THE HARMONIC STYLE
THE textbooks usually dwell on the year 1600 as the date of the beginning of opera. In that year a set of Florentine musicians, consisting of Jacopo Peri, Giulio Caccini, and others, brought out Peri "Euridice," embodying dramatic principles as they understood them after studying the old Greek drama. Sometimes Peri's earlier work, "Dafne," is called the first opera. But as a matter of fact, Italy had witnessed what was practically an opera over a century earlier than that date, and had seen the development of a tentative operatic school.
Mediæval drama consisted of mystery plays, miracle plays, and moralities. The mysteries were plays representing Biblical stories. The miracle plays treated the lives of the saints, and may be said to have included the passion play, dealing with the life and crucifixion of Christ. The moralities were allegories of a moral or religious sort, such as the play of "Everyman," recently revived by an English company. In South France the "Fête de l'Âne" introduced an element of comedy.

*Given data:*

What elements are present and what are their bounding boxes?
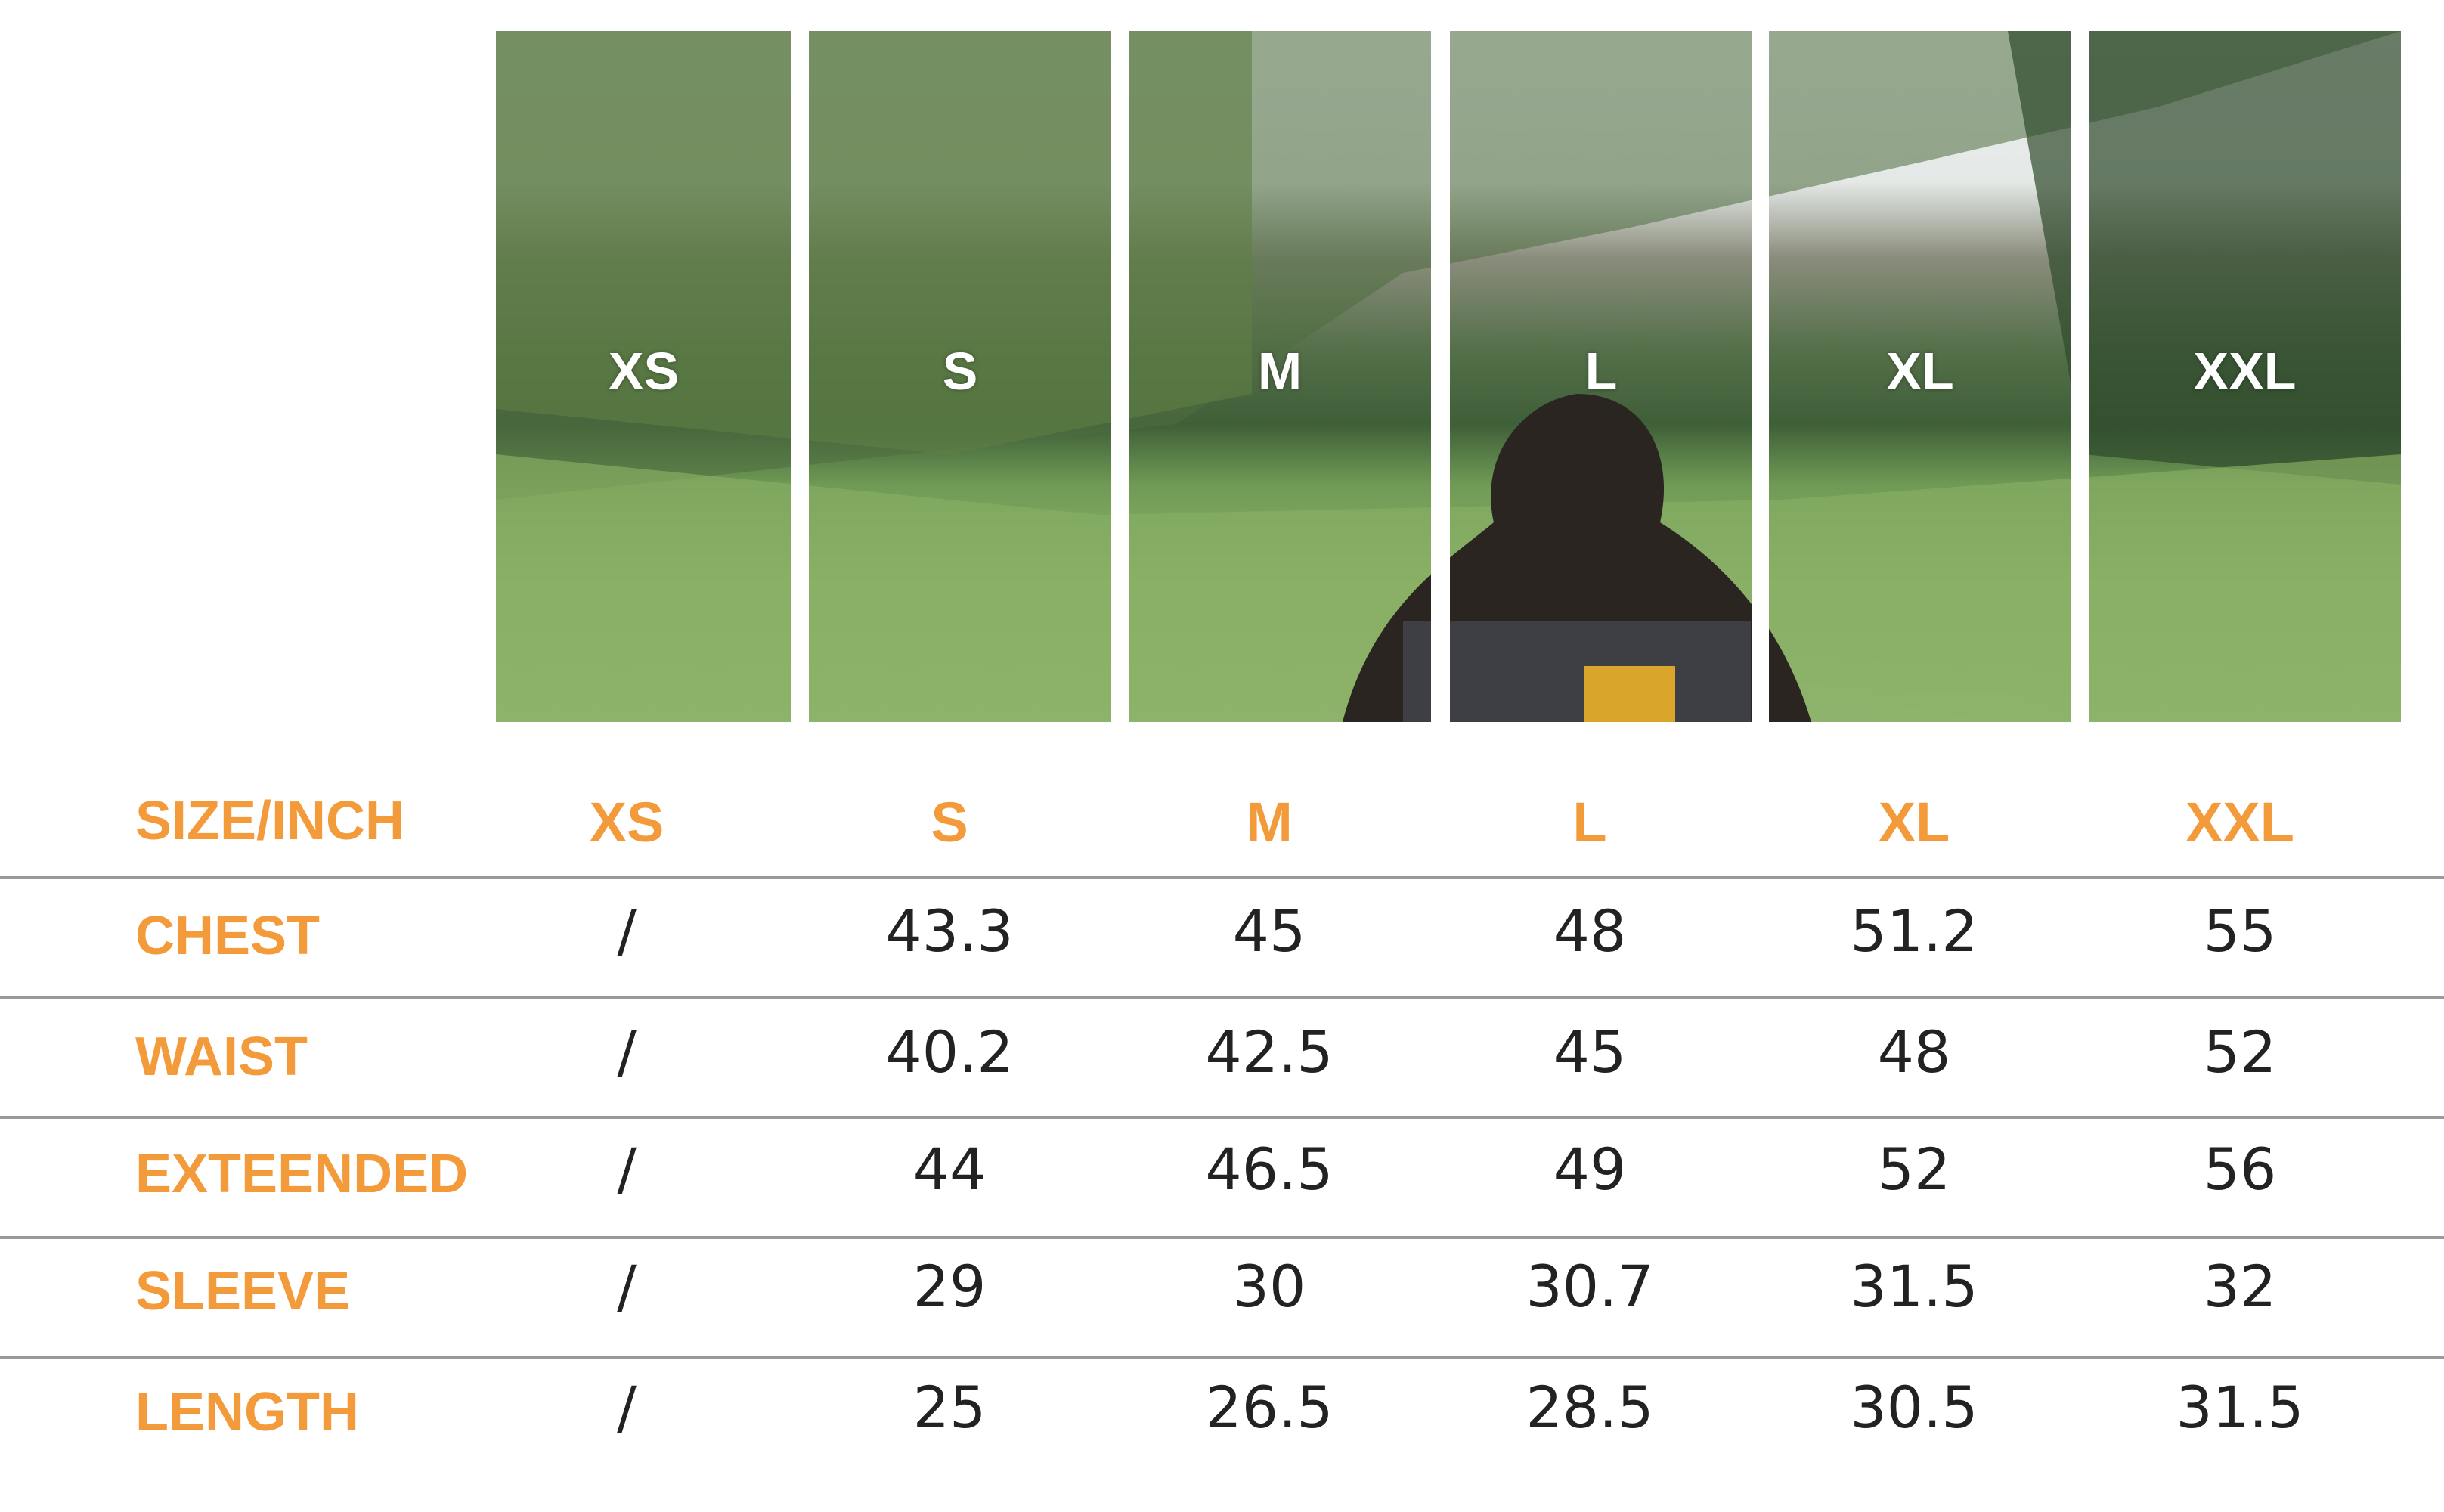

*Exercise task:*
From the passage on the beginnings of opera, print the text word for word, starting at "THE HARMONIC STYLE" and ending at "tentative operatic school.".

*Solution below:*
THE HARMONIC STYLE
THE textbooks usually dwell on the year 1600 as the date of the beginning of opera. In that year a set of Florentine musicians, consisting of Jacopo Peri, Giulio Caccini, and others, brought out Peri "Euridice," embodying dramatic principles as they understood them after studying the old Greek drama. Sometimes Peri's earlier work, "Dafne," is called the first opera. But as a matter of fact, Italy had witnessed what was practically an opera over a century earlier than that date, and had seen the development of a tentative operatic school.